> WHAT YOU HAVE TO DO: Output every line below without omitting or altering anything.

(Stored entries)
** BEGIN **
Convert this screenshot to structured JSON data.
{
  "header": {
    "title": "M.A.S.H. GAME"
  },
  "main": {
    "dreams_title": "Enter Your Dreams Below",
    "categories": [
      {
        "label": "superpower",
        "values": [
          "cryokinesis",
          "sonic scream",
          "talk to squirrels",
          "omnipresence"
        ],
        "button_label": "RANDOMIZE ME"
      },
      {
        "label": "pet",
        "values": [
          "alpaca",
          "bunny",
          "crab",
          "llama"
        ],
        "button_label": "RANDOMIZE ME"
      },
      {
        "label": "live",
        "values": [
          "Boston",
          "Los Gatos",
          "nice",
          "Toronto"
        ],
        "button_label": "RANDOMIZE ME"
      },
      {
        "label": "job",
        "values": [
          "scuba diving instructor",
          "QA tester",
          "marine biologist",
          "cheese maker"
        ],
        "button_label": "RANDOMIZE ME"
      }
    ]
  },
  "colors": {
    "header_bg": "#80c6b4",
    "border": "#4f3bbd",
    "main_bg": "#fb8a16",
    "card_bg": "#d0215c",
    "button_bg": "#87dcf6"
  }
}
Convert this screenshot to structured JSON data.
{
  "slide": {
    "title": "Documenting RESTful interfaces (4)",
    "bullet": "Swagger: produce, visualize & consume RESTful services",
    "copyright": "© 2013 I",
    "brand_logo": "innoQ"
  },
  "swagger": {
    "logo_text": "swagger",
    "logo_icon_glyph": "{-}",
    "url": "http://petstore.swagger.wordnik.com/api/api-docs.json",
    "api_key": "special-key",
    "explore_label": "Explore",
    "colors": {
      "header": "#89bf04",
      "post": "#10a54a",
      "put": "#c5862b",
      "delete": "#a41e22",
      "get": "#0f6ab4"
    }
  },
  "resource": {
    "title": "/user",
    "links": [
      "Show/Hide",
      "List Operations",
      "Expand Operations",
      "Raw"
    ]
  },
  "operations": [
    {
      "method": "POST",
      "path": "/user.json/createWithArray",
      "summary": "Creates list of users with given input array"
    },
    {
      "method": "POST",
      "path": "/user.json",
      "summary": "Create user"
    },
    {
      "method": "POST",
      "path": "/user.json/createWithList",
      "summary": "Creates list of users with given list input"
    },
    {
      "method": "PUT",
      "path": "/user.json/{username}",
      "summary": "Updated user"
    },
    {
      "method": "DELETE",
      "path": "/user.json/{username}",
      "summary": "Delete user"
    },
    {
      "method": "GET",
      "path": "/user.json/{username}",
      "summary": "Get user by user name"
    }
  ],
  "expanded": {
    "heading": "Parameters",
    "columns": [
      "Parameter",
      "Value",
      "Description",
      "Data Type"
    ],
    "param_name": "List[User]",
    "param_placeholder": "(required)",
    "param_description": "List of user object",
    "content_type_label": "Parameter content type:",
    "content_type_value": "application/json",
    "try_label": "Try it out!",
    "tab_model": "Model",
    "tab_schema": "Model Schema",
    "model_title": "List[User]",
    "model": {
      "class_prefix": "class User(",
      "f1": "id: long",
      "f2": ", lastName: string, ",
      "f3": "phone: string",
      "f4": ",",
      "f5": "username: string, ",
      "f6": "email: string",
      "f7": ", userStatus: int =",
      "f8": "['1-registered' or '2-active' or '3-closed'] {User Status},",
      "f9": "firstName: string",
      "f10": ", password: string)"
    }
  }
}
** END **
> RESPONSE TO THIS TASK:
Convert this screenshot to structured JSON data.
{
  "header": {
    "title": "M.A.S.H. GAME"
  },
  "main": {
    "dreams_title": "Enter Your Dreams Below",
    "categories": [
      {
        "label": "superpower",
        "values": [
          "cryokinesis",
          "sonic scream",
          "talk to squirrels",
          "omnipresence"
        ],
        "button_label": "RANDOMIZE ME"
      },
      {
        "label": "pet",
        "values": [
          "alpaca",
          "bunny",
          "crab",
          "llama"
        ],
        "button_label": "RANDOMIZE ME"
      },
      {
        "label": "live",
        "values": [
          "Boston",
          "Los Gatos",
          "nice",
          "Toronto"
        ],
        "button_label": "RANDOMIZE ME"
      },
      {
        "label": "job",
        "values": [
          "scuba diving instructor",
          "QA tester",
          "marine biologist",
          "cheese maker"
        ],
        "button_label": "RANDOMIZE ME"
      }
    ]
  },
  "colors": {
    "header_bg": "#80c6b4",
    "border": "#4f3bbd",
    "main_bg": "#fb8a16",
    "card_bg": "#d0215c",
    "button_bg": "#87dcf6"
  }
}
Convert this screenshot to structured JSON data.
{
  "slide": {
    "title": "Documenting RESTful interfaces (4)",
    "bullet": "Swagger: produce, visualize & consume RESTful services",
    "copyright": "© 2013 I",
    "brand_logo": "innoQ"
  },
  "swagger": {
    "logo_text": "swagger",
    "logo_icon_glyph": "{-}",
    "url": "http://petstore.swagger.wordnik.com/api/api-docs.json",
    "api_key": "special-key",
    "explore_label": "Explore",
    "colors": {
      "header": "#89bf04",
      "post": "#10a54a",
      "put": "#c5862b",
      "delete": "#a41e22",
      "get": "#0f6ab4"
    }
  },
  "resource": {
    "title": "/user",
    "links": [
      "Show/Hide",
      "List Operations",
      "Expand Operations",
      "Raw"
    ]
  },
  "operations": [
    {
      "method": "POST",
      "path": "/user.json/createWithArray",
      "summary": "Creates list of users with given input array"
    },
    {
      "method": "POST",
      "path": "/user.json",
      "summary": "Create user"
    },
    {
      "method": "POST",
      "path": "/user.json/createWithList",
      "summary": "Creates list of users with given list input"
    },
    {
      "method": "PUT",
      "path": "/user.json/{username}",
      "summary": "Updated user"
    },
    {
      "method": "DELETE",
      "path": "/user.json/{username}",
      "summary": "Delete user"
    },
    {
      "method": "GET",
      "path": "/user.json/{username}",
      "summary": "Get user by user name"
    }
  ],
  "expanded": {
    "heading": "Parameters",
    "columns": [
      "Parameter",
      "Value",
      "Description",
      "Data Type"
    ],
    "param_name": "List[User]",
    "param_placeholder": "(required)",
    "param_description": "List of user object",
    "content_type_label": "Parameter content type:",
    "content_type_value": "application/json",
    "try_label": "Try it out!",
    "tab_model": "Model",
    "tab_schema": "Model Schema",
    "model_title": "List[User]",
    "model": {
      "class_prefix": "class User(",
      "f1": "id: long",
      "f2": ", lastName: string, ",
      "f3": "phone: string",
      "f4": ",",
      "f5": "username: string, ",
      "f6": "email: string",
      "f7": ", userStatus: int =",
      "f8": "['1-registered' or '2-active' or '3-closed'] {User Status},",
      "f9": "firstName: string",
      "f10": ", password: string)"
    }
  }
}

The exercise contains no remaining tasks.